**TASK DETAILS:** Below are the records; reproduce all of them exactly but without any images.

**INPUT:**
* start *

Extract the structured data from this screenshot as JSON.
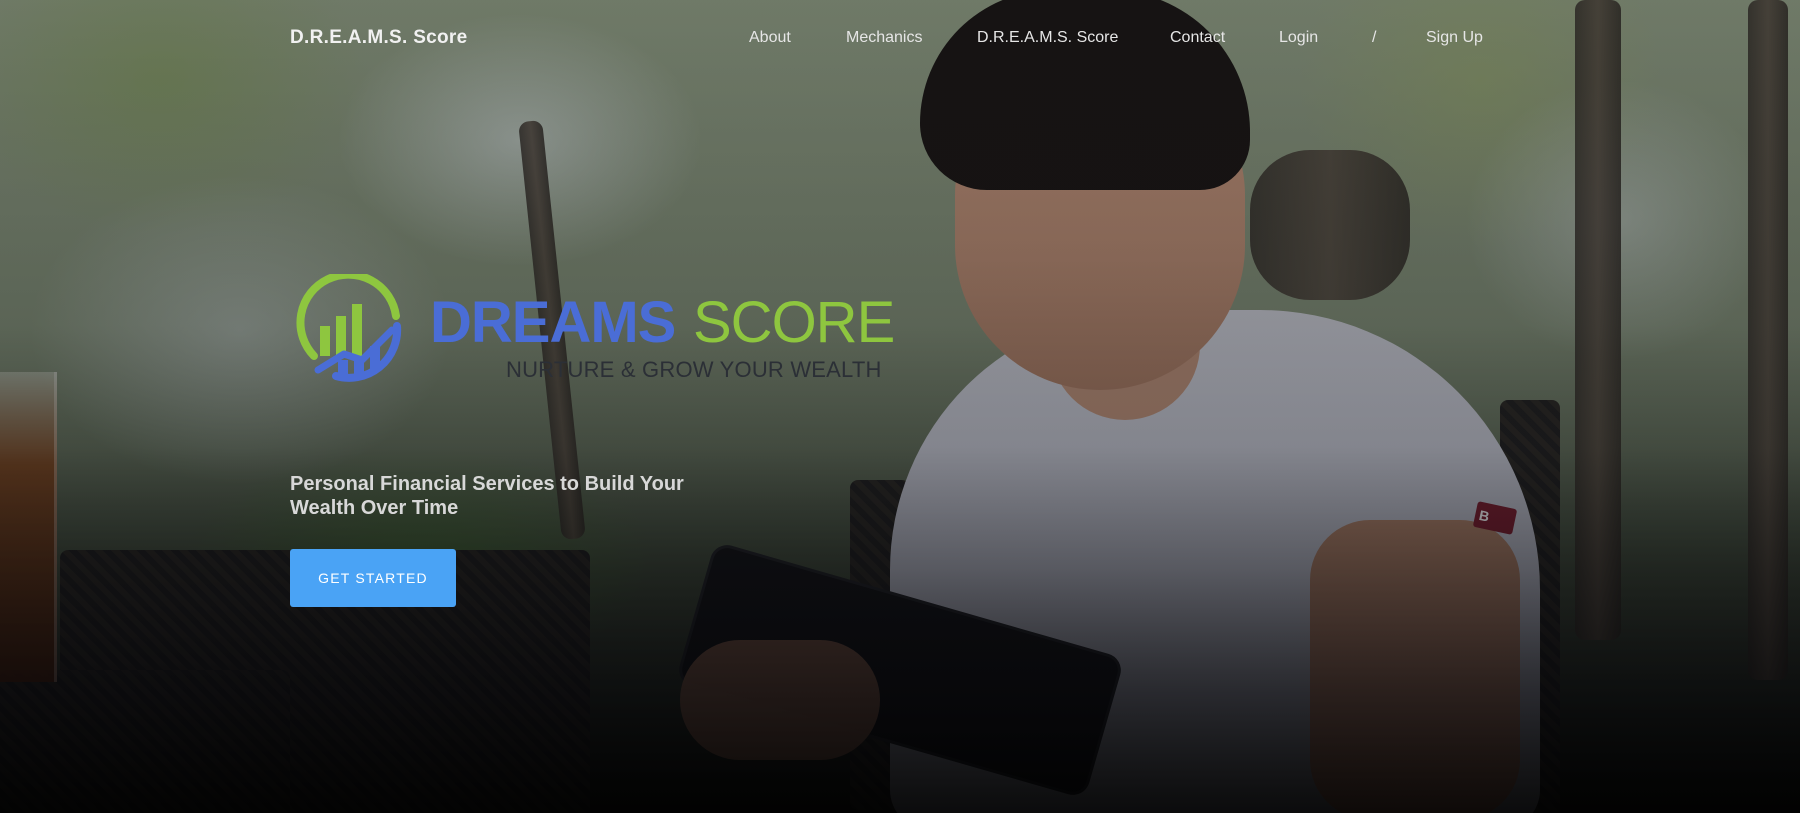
{
  "nav": {
    "brand": "D.R.E.A.M.S. Score",
    "links": [
      {
        "label": "About"
      },
      {
        "label": "Mechanics"
      },
      {
        "label": "D.R.E.A.M.S. Score"
      },
      {
        "label": "Contact"
      },
      {
        "label": "Login"
      },
      {
        "label": "/"
      },
      {
        "label": "Sign Up"
      }
    ]
  },
  "logo": {
    "word_primary": "DREAMS",
    "word_secondary": "SCORE",
    "tagline": "NURTURE & GROW YOUR WEALTH",
    "colors": {
      "blue": "#4a6dd6",
      "green": "#8ec63f"
    },
    "icon": "growth-chart-circle-icon"
  },
  "hero": {
    "subtitle": "Personal Financial Services to Build Your Wealth Over Time",
    "cta_label": "GET STARTED",
    "cta_color": "#4aa3f5"
  }
}
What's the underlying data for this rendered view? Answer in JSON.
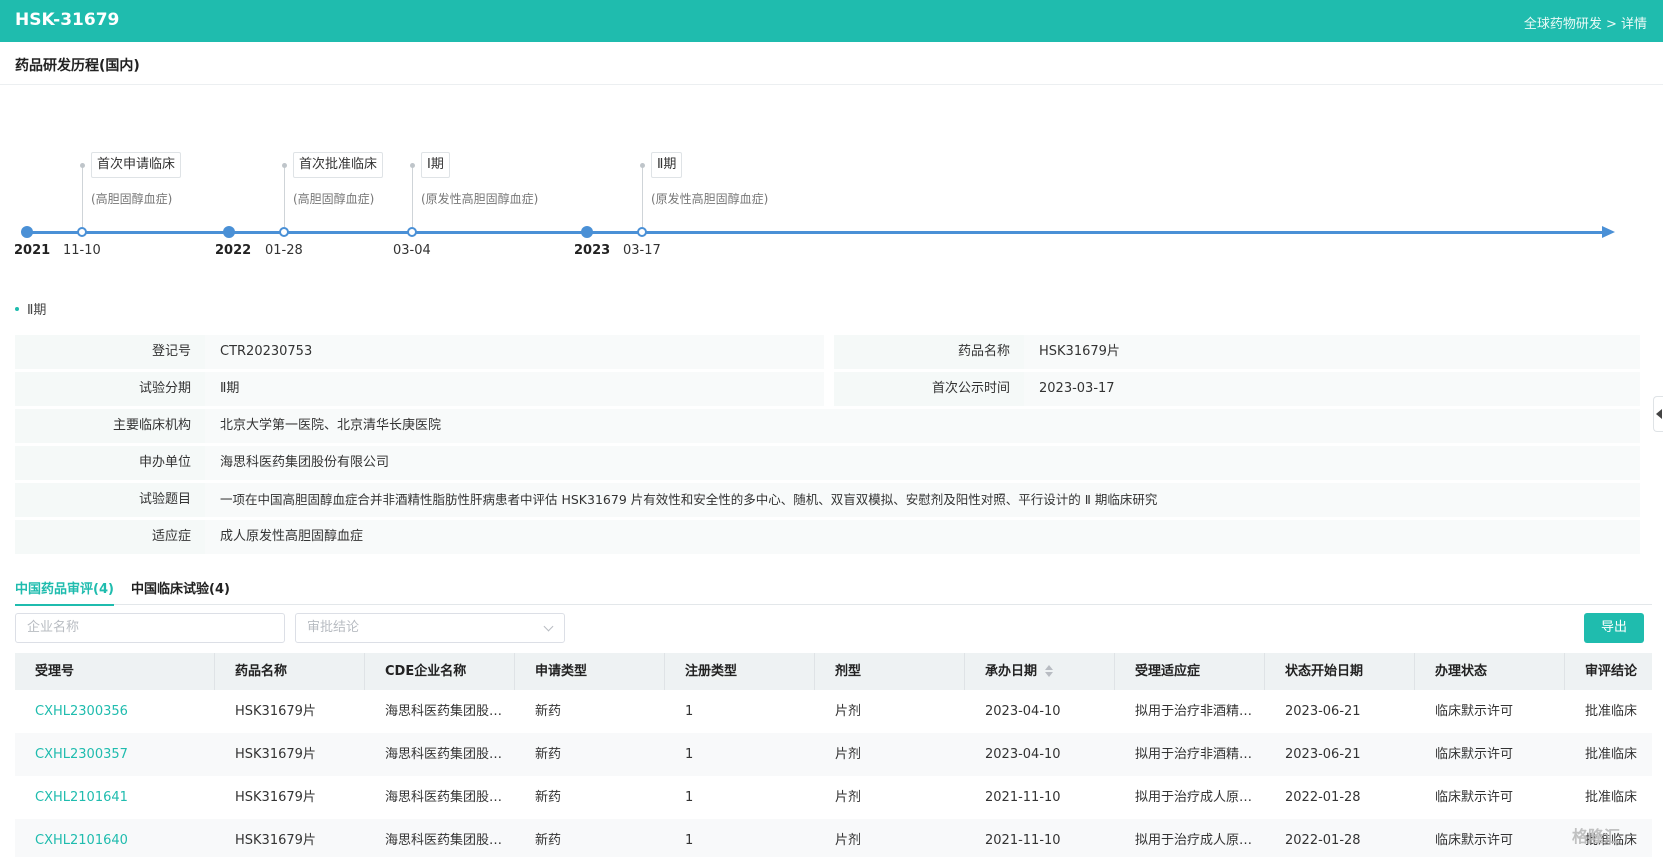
{
  "header": {
    "title": "HSK-31679",
    "breadcrumb": "全球药物研发 > 详情"
  },
  "section_title": "药品研发历程(国内)",
  "timeline": {
    "years": [
      "2021",
      "2022",
      "2023"
    ],
    "events": [
      {
        "date": "11-10",
        "label": "首次申请临床",
        "sub": "(高胆固醇血症)"
      },
      {
        "date": "01-28",
        "label": "首次批准临床",
        "sub": "(高胆固醇血症)"
      },
      {
        "date": "03-04",
        "label": "Ⅰ期",
        "sub": "(原发性高胆固醇血症)"
      },
      {
        "date": "03-17",
        "label": "Ⅱ期",
        "sub": "(原发性高胆固醇血症)"
      }
    ]
  },
  "phase_tag": "Ⅱ期",
  "info": {
    "reg_no_label": "登记号",
    "reg_no": "CTR20230753",
    "drug_name_label": "药品名称",
    "drug_name": "HSK31679片",
    "trial_phase_label": "试验分期",
    "trial_phase": "Ⅱ期",
    "first_public_label": "首次公示时间",
    "first_public": "2023-03-17",
    "institution_label": "主要临床机构",
    "institution": "北京大学第一医院、北京清华长庚医院",
    "sponsor_label": "申办单位",
    "sponsor": "海思科医药集团股份有限公司",
    "title_label": "试验题目",
    "title": "一项在中国高胆固醇血症合并非酒精性脂肪性肝病患者中评估 HSK31679 片有效性和安全性的多中心、随机、双盲双模拟、安慰剂及阳性对照、平行设计的 Ⅱ 期临床研究",
    "indication_label": "适应症",
    "indication": "成人原发性高胆固醇血症"
  },
  "tabs": [
    "中国药品审评(4)",
    "中国临床试验(4)"
  ],
  "filters": {
    "company_placeholder": "企业名称",
    "conclusion_placeholder": "审批结论"
  },
  "export_label": "导出",
  "table": {
    "columns": [
      "受理号",
      "药品名称",
      "CDE企业名称",
      "申请类型",
      "注册类型",
      "剂型",
      "承办日期",
      "受理适应症",
      "状态开始日期",
      "办理状态",
      "审评结论"
    ],
    "rows": [
      [
        "CXHL2300356",
        "HSK31679片",
        "海思科医药集团股…",
        "新药",
        "1",
        "片剂",
        "2023-04-10",
        "拟用于治疗非酒精…",
        "2023-06-21",
        "临床默示许可",
        "批准临床"
      ],
      [
        "CXHL2300357",
        "HSK31679片",
        "海思科医药集团股…",
        "新药",
        "1",
        "片剂",
        "2023-04-10",
        "拟用于治疗非酒精…",
        "2023-06-21",
        "临床默示许可",
        "批准临床"
      ],
      [
        "CXHL2101641",
        "HSK31679片",
        "海思科医药集团股…",
        "新药",
        "1",
        "片剂",
        "2021-11-10",
        "拟用于治疗成人原…",
        "2022-01-28",
        "临床默示许可",
        "批准临床"
      ],
      [
        "CXHL2101640",
        "HSK31679片",
        "海思科医药集团股…",
        "新药",
        "1",
        "片剂",
        "2021-11-10",
        "拟用于治疗成人原…",
        "2022-01-28",
        "临床默示许可",
        "批准临床"
      ]
    ]
  },
  "watermark": "格隆汇"
}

* end *

**ANSWER FOR THIS EXERCISE:**
Extract the structured data from this screenshot as JSON.
{
  "nav": {
    "brand": "D.R.E.A.M.S. Score",
    "links": [
      {
        "label": "About"
      },
      {
        "label": "Mechanics"
      },
      {
        "label": "D.R.E.A.M.S. Score"
      },
      {
        "label": "Contact"
      },
      {
        "label": "Login"
      },
      {
        "label": "/"
      },
      {
        "label": "Sign Up"
      }
    ]
  },
  "logo": {
    "word_primary": "DREAMS",
    "word_secondary": "SCORE",
    "tagline": "NURTURE & GROW YOUR WEALTH",
    "colors": {
      "blue": "#4a6dd6",
      "green": "#8ec63f"
    },
    "icon": "growth-chart-circle-icon"
  },
  "hero": {
    "subtitle": "Personal Financial Services to Build Your Wealth Over Time",
    "cta_label": "GET STARTED",
    "cta_color": "#4aa3f5"
  }
}
What's the underlying data for this rendered view? Answer in JSON.
{
  "header": {
    "title": "HSK-31679",
    "breadcrumb": "全球药物研发 > 详情"
  },
  "section_title": "药品研发历程(国内)",
  "timeline": {
    "years": [
      "2021",
      "2022",
      "2023"
    ],
    "events": [
      {
        "date": "11-10",
        "label": "首次申请临床",
        "sub": "(高胆固醇血症)"
      },
      {
        "date": "01-28",
        "label": "首次批准临床",
        "sub": "(高胆固醇血症)"
      },
      {
        "date": "03-04",
        "label": "Ⅰ期",
        "sub": "(原发性高胆固醇血症)"
      },
      {
        "date": "03-17",
        "label": "Ⅱ期",
        "sub": "(原发性高胆固醇血症)"
      }
    ]
  },
  "phase_tag": "Ⅱ期",
  "info": {
    "reg_no_label": "登记号",
    "reg_no": "CTR20230753",
    "drug_name_label": "药品名称",
    "drug_name": "HSK31679片",
    "trial_phase_label": "试验分期",
    "trial_phase": "Ⅱ期",
    "first_public_label": "首次公示时间",
    "first_public": "2023-03-17",
    "institution_label": "主要临床机构",
    "institution": "北京大学第一医院、北京清华长庚医院",
    "sponsor_label": "申办单位",
    "sponsor": "海思科医药集团股份有限公司",
    "title_label": "试验题目",
    "title": "一项在中国高胆固醇血症合并非酒精性脂肪性肝病患者中评估 HSK31679 片有效性和安全性的多中心、随机、双盲双模拟、安慰剂及阳性对照、平行设计的 Ⅱ 期临床研究",
    "indication_label": "适应症",
    "indication": "成人原发性高胆固醇血症"
  },
  "tabs": [
    "中国药品审评(4)",
    "中国临床试验(4)"
  ],
  "filters": {
    "company_placeholder": "企业名称",
    "conclusion_placeholder": "审批结论"
  },
  "export_label": "导出",
  "table": {
    "columns": [
      "受理号",
      "药品名称",
      "CDE企业名称",
      "申请类型",
      "注册类型",
      "剂型",
      "承办日期",
      "受理适应症",
      "状态开始日期",
      "办理状态",
      "审评结论"
    ],
    "rows": [
      [
        "CXHL2300356",
        "HSK31679片",
        "海思科医药集团股…",
        "新药",
        "1",
        "片剂",
        "2023-04-10",
        "拟用于治疗非酒精…",
        "2023-06-21",
        "临床默示许可",
        "批准临床"
      ],
      [
        "CXHL2300357",
        "HSK31679片",
        "海思科医药集团股…",
        "新药",
        "1",
        "片剂",
        "2023-04-10",
        "拟用于治疗非酒精…",
        "2023-06-21",
        "临床默示许可",
        "批准临床"
      ],
      [
        "CXHL2101641",
        "HSK31679片",
        "海思科医药集团股…",
        "新药",
        "1",
        "片剂",
        "2021-11-10",
        "拟用于治疗成人原…",
        "2022-01-28",
        "临床默示许可",
        "批准临床"
      ],
      [
        "CXHL2101640",
        "HSK31679片",
        "海思科医药集团股…",
        "新药",
        "1",
        "片剂",
        "2021-11-10",
        "拟用于治疗成人原…",
        "2022-01-28",
        "临床默示许可",
        "批准临床"
      ]
    ]
  },
  "watermark": "格隆汇"
}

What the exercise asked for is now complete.